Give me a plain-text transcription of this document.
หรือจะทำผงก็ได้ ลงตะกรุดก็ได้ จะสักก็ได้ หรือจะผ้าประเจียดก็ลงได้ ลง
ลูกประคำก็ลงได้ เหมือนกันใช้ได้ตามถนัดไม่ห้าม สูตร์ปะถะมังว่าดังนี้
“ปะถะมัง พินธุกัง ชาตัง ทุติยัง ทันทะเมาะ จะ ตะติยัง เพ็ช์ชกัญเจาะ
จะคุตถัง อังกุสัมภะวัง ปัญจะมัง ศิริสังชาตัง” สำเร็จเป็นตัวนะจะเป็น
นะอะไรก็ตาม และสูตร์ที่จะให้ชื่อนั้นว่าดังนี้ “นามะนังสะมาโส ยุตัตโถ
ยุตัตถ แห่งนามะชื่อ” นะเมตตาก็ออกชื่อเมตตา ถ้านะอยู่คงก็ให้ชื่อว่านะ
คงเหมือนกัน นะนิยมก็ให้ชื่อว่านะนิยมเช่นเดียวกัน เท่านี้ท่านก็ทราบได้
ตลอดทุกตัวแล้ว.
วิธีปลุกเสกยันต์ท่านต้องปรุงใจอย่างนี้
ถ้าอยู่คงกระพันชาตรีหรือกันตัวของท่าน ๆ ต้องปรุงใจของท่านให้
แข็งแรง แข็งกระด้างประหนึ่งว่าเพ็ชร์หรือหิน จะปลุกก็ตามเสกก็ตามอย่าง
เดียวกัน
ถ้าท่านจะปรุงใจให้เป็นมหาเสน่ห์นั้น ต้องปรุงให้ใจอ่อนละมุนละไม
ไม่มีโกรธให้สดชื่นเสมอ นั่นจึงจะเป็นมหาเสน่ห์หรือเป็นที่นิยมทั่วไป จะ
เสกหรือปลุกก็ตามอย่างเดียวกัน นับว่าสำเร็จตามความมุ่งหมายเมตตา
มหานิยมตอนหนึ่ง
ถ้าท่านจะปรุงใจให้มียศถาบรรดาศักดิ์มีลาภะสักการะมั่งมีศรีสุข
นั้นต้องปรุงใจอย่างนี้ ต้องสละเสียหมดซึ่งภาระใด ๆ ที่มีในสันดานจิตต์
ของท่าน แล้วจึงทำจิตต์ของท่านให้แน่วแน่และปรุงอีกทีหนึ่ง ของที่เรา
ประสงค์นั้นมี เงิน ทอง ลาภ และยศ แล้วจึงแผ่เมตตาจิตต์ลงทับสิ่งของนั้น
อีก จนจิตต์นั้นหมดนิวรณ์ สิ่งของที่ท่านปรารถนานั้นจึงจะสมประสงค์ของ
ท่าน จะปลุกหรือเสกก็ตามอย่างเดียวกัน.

+--

Count up the lines in the listing that hold the word "านให", and give that number only.

▶ [Answer]: 2